* [DATA SECTION]
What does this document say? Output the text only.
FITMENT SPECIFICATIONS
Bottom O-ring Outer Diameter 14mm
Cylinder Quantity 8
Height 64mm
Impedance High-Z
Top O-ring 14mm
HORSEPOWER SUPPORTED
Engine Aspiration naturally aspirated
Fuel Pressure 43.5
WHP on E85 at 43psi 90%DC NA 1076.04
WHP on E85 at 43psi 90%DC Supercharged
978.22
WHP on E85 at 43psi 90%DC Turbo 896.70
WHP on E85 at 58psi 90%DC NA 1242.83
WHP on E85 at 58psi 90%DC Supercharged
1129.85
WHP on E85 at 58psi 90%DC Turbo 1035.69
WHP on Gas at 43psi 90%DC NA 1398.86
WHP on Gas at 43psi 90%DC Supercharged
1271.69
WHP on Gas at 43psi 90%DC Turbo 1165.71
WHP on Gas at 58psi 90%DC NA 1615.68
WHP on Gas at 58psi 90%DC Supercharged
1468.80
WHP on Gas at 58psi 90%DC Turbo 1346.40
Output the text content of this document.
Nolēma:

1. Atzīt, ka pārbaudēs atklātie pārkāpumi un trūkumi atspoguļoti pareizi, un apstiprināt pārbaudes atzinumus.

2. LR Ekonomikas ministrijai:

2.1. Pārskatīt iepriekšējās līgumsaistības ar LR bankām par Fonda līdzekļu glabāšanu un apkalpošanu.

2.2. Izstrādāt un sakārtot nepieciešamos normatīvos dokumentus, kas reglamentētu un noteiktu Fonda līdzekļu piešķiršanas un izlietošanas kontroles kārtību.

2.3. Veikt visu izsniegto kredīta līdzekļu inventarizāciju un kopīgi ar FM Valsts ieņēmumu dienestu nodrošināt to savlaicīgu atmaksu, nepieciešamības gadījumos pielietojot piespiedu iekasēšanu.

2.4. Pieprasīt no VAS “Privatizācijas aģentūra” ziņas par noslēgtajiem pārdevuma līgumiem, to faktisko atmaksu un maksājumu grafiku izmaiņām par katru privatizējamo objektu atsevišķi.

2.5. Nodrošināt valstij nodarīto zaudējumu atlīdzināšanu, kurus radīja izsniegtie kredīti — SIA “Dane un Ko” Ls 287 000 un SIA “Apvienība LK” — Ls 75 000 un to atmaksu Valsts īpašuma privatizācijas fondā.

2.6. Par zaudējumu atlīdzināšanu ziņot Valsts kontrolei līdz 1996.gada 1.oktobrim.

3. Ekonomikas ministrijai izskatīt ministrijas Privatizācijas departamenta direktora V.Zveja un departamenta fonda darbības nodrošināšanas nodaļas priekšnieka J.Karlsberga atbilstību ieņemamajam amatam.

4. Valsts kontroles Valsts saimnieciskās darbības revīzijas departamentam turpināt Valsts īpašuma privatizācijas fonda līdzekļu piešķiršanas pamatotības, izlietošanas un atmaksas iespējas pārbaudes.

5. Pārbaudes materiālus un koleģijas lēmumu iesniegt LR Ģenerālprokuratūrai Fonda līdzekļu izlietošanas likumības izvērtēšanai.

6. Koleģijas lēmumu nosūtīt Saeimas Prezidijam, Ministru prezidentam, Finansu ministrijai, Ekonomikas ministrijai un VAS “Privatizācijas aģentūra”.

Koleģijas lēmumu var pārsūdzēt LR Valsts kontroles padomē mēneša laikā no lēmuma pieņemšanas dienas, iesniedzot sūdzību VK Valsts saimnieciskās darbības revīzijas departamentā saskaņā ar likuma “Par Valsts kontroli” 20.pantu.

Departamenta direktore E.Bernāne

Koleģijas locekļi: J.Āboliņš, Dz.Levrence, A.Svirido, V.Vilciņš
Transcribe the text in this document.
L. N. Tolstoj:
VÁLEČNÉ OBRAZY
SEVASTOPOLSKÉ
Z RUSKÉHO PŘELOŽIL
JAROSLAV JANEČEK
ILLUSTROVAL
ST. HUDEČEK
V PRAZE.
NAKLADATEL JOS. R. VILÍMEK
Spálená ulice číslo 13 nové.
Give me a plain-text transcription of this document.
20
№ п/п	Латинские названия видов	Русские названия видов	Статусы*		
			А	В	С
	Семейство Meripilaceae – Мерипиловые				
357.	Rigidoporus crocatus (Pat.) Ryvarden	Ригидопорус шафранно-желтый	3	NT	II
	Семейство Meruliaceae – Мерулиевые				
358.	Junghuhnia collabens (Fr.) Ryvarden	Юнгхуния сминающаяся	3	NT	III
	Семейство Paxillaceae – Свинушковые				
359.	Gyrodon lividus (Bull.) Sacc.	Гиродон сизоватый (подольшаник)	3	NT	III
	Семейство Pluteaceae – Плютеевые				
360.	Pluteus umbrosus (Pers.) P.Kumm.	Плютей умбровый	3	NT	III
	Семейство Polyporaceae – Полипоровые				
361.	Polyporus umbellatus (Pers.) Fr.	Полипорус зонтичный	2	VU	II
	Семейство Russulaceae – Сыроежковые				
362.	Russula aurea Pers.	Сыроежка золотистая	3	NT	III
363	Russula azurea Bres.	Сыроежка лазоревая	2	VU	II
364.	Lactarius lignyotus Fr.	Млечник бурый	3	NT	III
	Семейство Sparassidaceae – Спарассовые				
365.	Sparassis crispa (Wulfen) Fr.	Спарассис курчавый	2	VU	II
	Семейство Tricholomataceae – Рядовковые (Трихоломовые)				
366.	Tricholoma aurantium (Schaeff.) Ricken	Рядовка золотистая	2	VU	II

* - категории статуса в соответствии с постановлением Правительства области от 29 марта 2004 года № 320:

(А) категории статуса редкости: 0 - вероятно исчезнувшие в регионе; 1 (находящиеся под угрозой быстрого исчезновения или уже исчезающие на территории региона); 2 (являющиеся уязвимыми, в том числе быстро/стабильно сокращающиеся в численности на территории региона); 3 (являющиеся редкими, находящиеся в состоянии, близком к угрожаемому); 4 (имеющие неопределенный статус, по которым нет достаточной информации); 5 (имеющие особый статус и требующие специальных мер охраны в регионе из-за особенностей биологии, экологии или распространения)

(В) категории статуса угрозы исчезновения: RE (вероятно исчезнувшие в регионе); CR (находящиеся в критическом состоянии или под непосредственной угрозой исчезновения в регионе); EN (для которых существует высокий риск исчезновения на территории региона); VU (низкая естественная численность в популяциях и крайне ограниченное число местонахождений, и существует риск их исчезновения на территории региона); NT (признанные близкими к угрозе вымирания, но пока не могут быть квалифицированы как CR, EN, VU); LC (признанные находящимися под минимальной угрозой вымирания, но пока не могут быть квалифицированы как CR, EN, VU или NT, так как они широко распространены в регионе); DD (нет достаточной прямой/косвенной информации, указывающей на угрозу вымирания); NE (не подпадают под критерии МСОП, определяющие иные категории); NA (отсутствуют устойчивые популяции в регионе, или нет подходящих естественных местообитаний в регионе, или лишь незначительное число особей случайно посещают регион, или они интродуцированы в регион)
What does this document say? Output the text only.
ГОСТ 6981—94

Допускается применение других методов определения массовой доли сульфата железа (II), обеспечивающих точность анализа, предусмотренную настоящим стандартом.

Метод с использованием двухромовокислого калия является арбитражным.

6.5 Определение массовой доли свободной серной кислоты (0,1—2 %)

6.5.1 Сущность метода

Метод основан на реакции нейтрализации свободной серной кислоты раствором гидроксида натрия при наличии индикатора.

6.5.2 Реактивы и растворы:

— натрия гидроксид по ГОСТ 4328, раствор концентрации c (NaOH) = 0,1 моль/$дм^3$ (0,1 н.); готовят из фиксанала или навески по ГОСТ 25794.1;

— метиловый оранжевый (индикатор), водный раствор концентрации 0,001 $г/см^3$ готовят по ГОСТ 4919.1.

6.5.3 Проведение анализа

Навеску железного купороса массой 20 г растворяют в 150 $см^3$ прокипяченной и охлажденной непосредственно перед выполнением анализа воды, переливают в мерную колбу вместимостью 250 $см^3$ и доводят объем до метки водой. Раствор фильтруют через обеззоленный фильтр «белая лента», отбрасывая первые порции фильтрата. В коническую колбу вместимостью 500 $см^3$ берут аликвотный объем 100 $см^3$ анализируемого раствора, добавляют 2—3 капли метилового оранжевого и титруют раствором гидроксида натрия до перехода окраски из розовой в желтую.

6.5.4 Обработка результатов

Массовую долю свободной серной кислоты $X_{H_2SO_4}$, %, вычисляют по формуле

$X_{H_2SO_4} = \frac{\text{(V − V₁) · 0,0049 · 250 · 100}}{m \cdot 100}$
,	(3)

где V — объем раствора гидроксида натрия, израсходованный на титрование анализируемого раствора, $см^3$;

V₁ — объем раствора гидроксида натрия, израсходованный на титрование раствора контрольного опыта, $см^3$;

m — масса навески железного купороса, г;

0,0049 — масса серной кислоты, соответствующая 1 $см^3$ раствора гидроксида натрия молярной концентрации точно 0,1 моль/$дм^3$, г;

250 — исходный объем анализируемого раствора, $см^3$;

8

* [GIVEN EXERCISE] Only the number is wanted: how many lines in the entries above contain the string "aģentūra"?

* [THE OUTPUT] 2